- _THE EXERCISE_: Give every line of the data again, unchanged, but with no pictures.

* begin SUPPLIED DATA *

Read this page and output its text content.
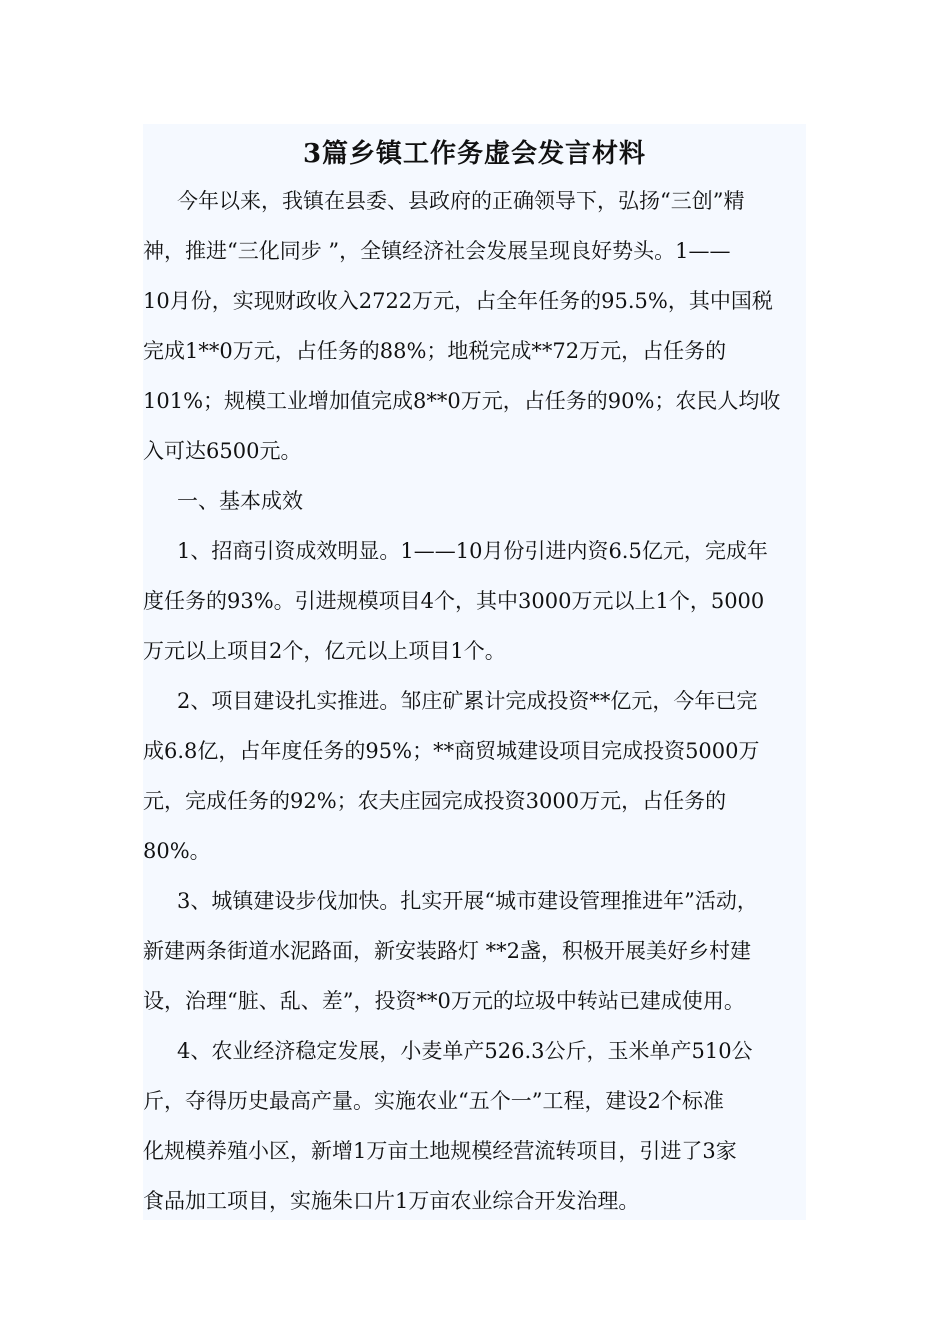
3篇乡镇工作务虚会发言材料
今年以来，我镇在县委、县政府的正确领导下，弘扬“三创”精
神，推进“三化同步 ”，全镇经济社会发展呈现良好势头。1——
10月份，实现财政收入2722万元，占全年任务的95.5%，其中国税
完成1**0万元，占任务的88%；地税完成**72万元，占任务的
101%；规模工业增加值完成8**0万元，占任务的90%；农民人均收
入可达6500元。
一、基本成效
1、招商引资成效明显。1——10月份引进内资6.5亿元，完成年
度任务的93%。引进规模项目4个，其中3000万元以上1个，5000
万元以上项目2个，亿元以上项目1个。
2、项目建设扎实推进。邹庄矿累计完成投资**亿元，今年已完
成6.8亿，占年度任务的95%；**商贸城建设项目完成投资5000万
元，完成任务的92%；农夫庄园完成投资3000万元，占任务的
80%。
3、城镇建设步伐加快。扎实开展“城市建设管理推进年”活动，
新建两条街道水泥路面，新安装路灯 **2盏，积极开展美好乡村建
设，治理“脏、乱、差”，投资**0万元的垃圾中转站已建成使用。
4、农业经济稳定发展，小麦单产526.3公斤，玉米单产510公
斤，夺得历史最高产量。实施农业“五个一”工程，建设2个标准
化规模养殖小区，新增1万亩土地规模经营流转项目，引进了3家
食品加工项目，实施朱口片1万亩农业综合开发治理。
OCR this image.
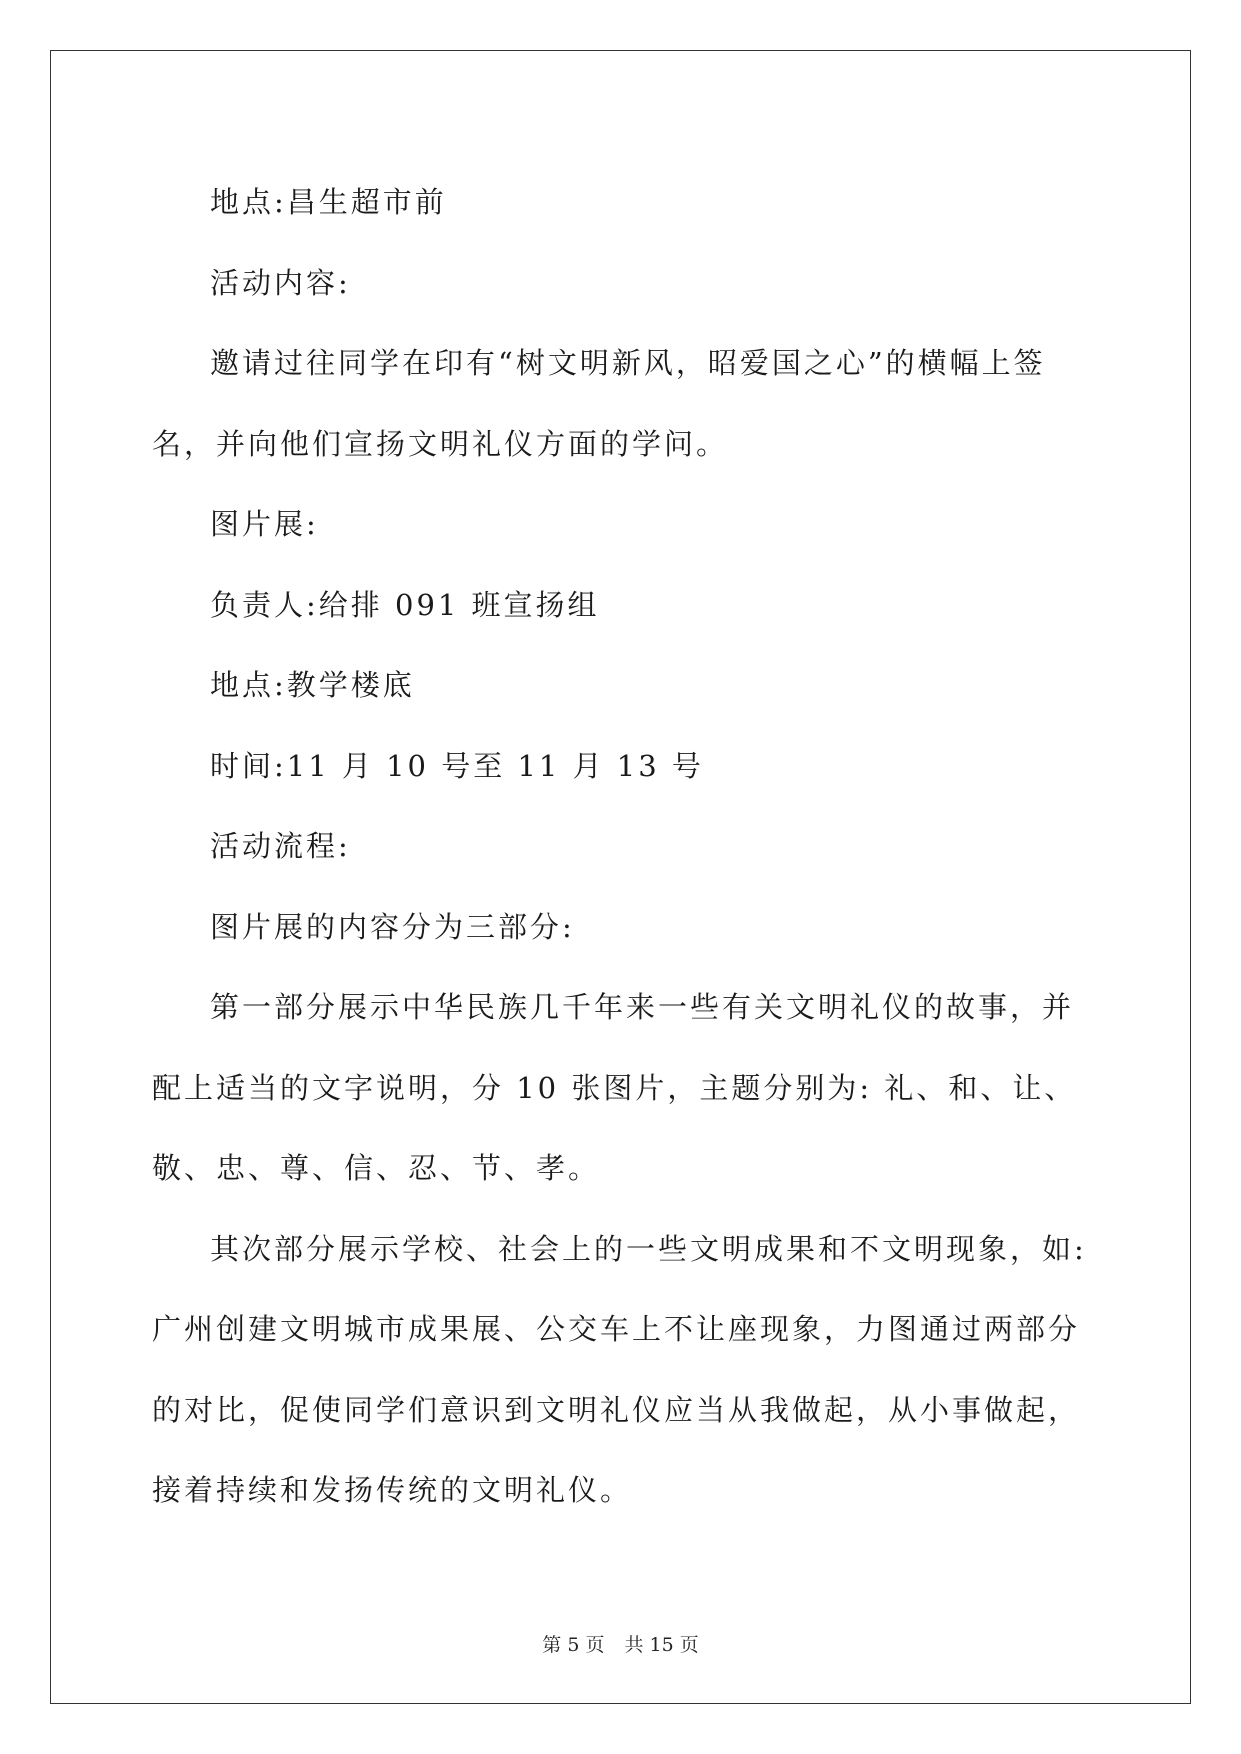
地点:昌生超市前

活动内容:

邀请过往同学在印有“树文明新风，昭爱国之心”的横幅上签名，并向他们宣扬文明礼仪方面的学问。

图片展:

负责人:给排 091 班宣扬组

地点:教学楼底

时间:11 月 10 号至 11 月 13 号

活动流程:

图片展的内容分为三部分:

第一部分展示中华民族几千年来一些有关文明礼仪的故事，并配上适当的文字说明，分 10 张图片，主题分别为: 礼、和、让、敬、忠、尊、信、忍、节、孝。

其次部分展示学校、社会上的一些文明成果和不文明现象，如: 广州创建文明城市成果展、公交车上不让座现象，力图通过两部分的对比，促使同学们意识到文明礼仪应当从我做起，从小事做起，接着持续和发扬传统的文明礼仪。

第 5 页 共 15 页
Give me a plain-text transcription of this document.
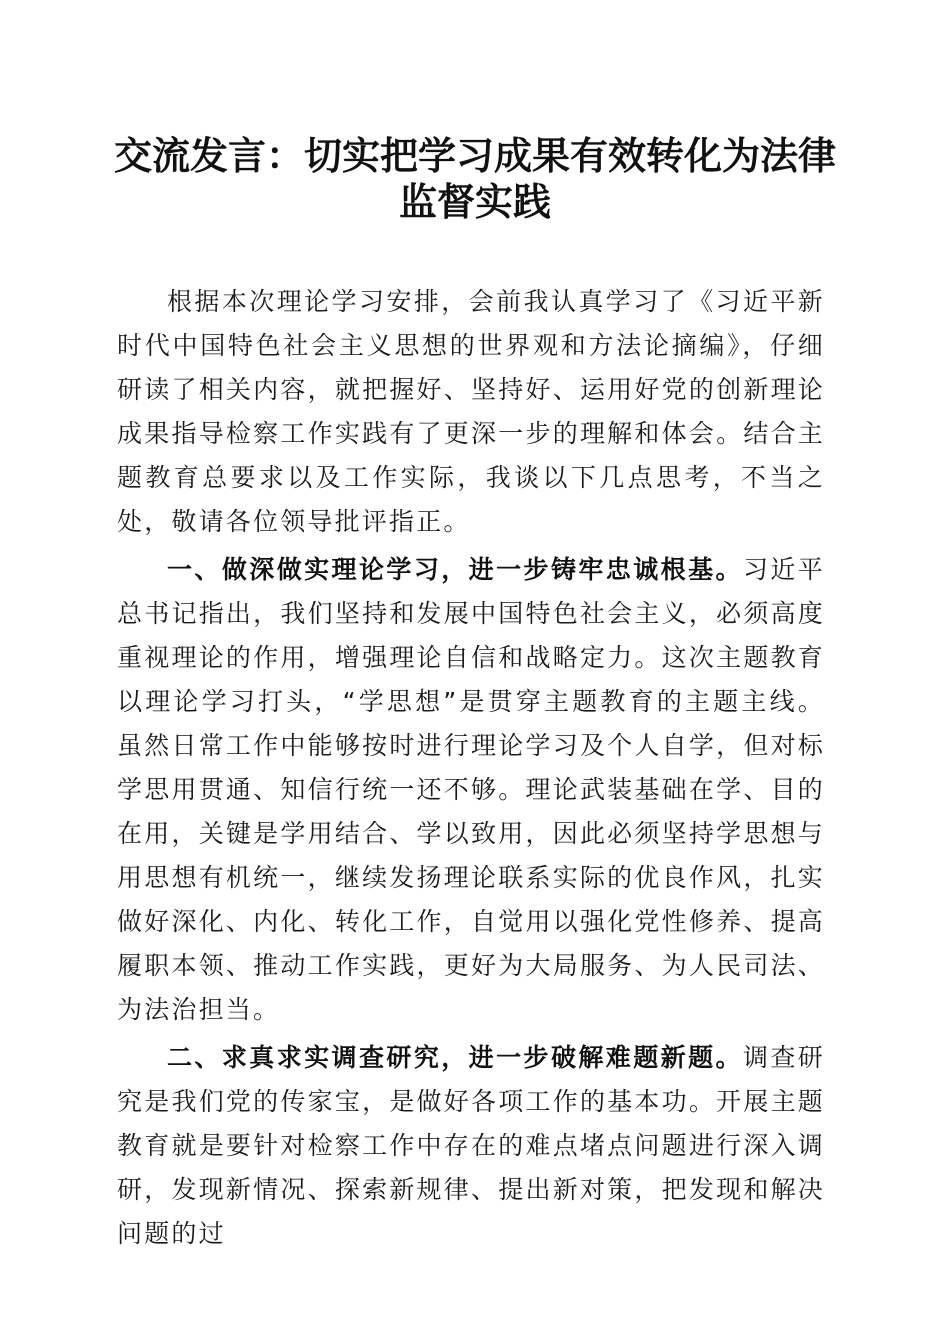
交流发言：切实把学习成果有效转化为法律监督实践

根据本次理论学习安排，会前我认真学习了《习近平新时代中国特色社会主义思想的世界观和方法论摘编》，仔细研读了相关内容，就把握好、坚持好、运用好党的创新理论成果指导检察工作实践有了更深一步的理解和体会。结合主题教育总要求以及工作实际，我谈以下几点思考，不当之处，敬请各位领导批评指正。

一、做深做实理论学习，进一步铸牢忠诚根基。习近平总书记指出，我们坚持和发展中国特色社会主义，必须高度重视理论的作用，增强理论自信和战略定力。这次主题教育以理论学习打头，“学思想”是贯穿主题教育的主题主线。虽然日常工作中能够按时进行理论学习及个人自学，但对标学思用贯通、知信行统一还不够。理论武装基础在学、目的在用，关键是学用结合、学以致用，因此必须坚持学思想与用思想有机统一，继续发扬理论联系实际的优良作风，扎实做好深化、内化、转化工作，自觉用以强化党性修养、提高履职本领、推动工作实践，更好为大局服务、为人民司法、为法治担当。

二、求真求实调查研究，进一步破解难题新题。调查研究是我们党的传家宝，是做好各项工作的基本功。开展主题教育就是要针对检察工作中存在的难点堵点问题进行深入调研，发现新情况、探索新规律、提出新对策，把发现和解决问题的过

* end SUPPLIED DATA *

- _OUTPUT FOR THIS TASK_:
Read this page and output its text content.
3篇乡镇工作务虚会发言材料
今年以来，我镇在县委、县政府的正确领导下，弘扬“三创”精
神，推进“三化同步 ”，全镇经济社会发展呈现良好势头。1——
10月份，实现财政收入2722万元，占全年任务的95.5%，其中国税
完成1**0万元，占任务的88%；地税完成**72万元，占任务的
101%；规模工业增加值完成8**0万元，占任务的90%；农民人均收
入可达6500元。
一、基本成效
1、招商引资成效明显。1——10月份引进内资6.5亿元，完成年
度任务的93%。引进规模项目4个，其中3000万元以上1个，5000
万元以上项目2个，亿元以上项目1个。
2、项目建设扎实推进。邹庄矿累计完成投资**亿元，今年已完
成6.8亿，占年度任务的95%；**商贸城建设项目完成投资5000万
元，完成任务的92%；农夫庄园完成投资3000万元，占任务的
80%。
3、城镇建设步伐加快。扎实开展“城市建设管理推进年”活动，
新建两条街道水泥路面，新安装路灯 **2盏，积极开展美好乡村建
设，治理“脏、乱、差”，投资**0万元的垃圾中转站已建成使用。
4、农业经济稳定发展，小麦单产526.3公斤，玉米单产510公
斤，夺得历史最高产量。实施农业“五个一”工程，建设2个标准
化规模养殖小区，新增1万亩土地规模经营流转项目，引进了3家
食品加工项目，实施朱口片1万亩农业综合开发治理。
OCR this image.
地点:昌生超市前

活动内容:

邀请过往同学在印有“树文明新风，昭爱国之心”的横幅上签名，并向他们宣扬文明礼仪方面的学问。

图片展:

负责人:给排 091 班宣扬组

地点:教学楼底

时间:11 月 10 号至 11 月 13 号

活动流程:

图片展的内容分为三部分:

第一部分展示中华民族几千年来一些有关文明礼仪的故事，并配上适当的文字说明，分 10 张图片，主题分别为: 礼、和、让、敬、忠、尊、信、忍、节、孝。

其次部分展示学校、社会上的一些文明成果和不文明现象，如: 广州创建文明城市成果展、公交车上不让座现象，力图通过两部分的对比，促使同学们意识到文明礼仪应当从我做起，从小事做起，接着持续和发扬传统的文明礼仪。

第 5 页 共 15 页
Give me a plain-text transcription of this document.
交流发言：切实把学习成果有效转化为法律监督实践

根据本次理论学习安排，会前我认真学习了《习近平新时代中国特色社会主义思想的世界观和方法论摘编》，仔细研读了相关内容，就把握好、坚持好、运用好党的创新理论成果指导检察工作实践有了更深一步的理解和体会。结合主题教育总要求以及工作实际，我谈以下几点思考，不当之处，敬请各位领导批评指正。

一、做深做实理论学习，进一步铸牢忠诚根基。习近平总书记指出，我们坚持和发展中国特色社会主义，必须高度重视理论的作用，增强理论自信和战略定力。这次主题教育以理论学习打头，“学思想”是贯穿主题教育的主题主线。虽然日常工作中能够按时进行理论学习及个人自学，但对标学思用贯通、知信行统一还不够。理论武装基础在学、目的在用，关键是学用结合、学以致用，因此必须坚持学思想与用思想有机统一，继续发扬理论联系实际的优良作风，扎实做好深化、内化、转化工作，自觉用以强化党性修养、提高履职本领、推动工作实践，更好为大局服务、为人民司法、为法治担当。

二、求真求实调查研究，进一步破解难题新题。调查研究是我们党的传家宝，是做好各项工作的基本功。开展主题教育就是要针对检察工作中存在的难点堵点问题进行深入调研，发现新情况、探索新规律、提出新对策，把发现和解决问题的过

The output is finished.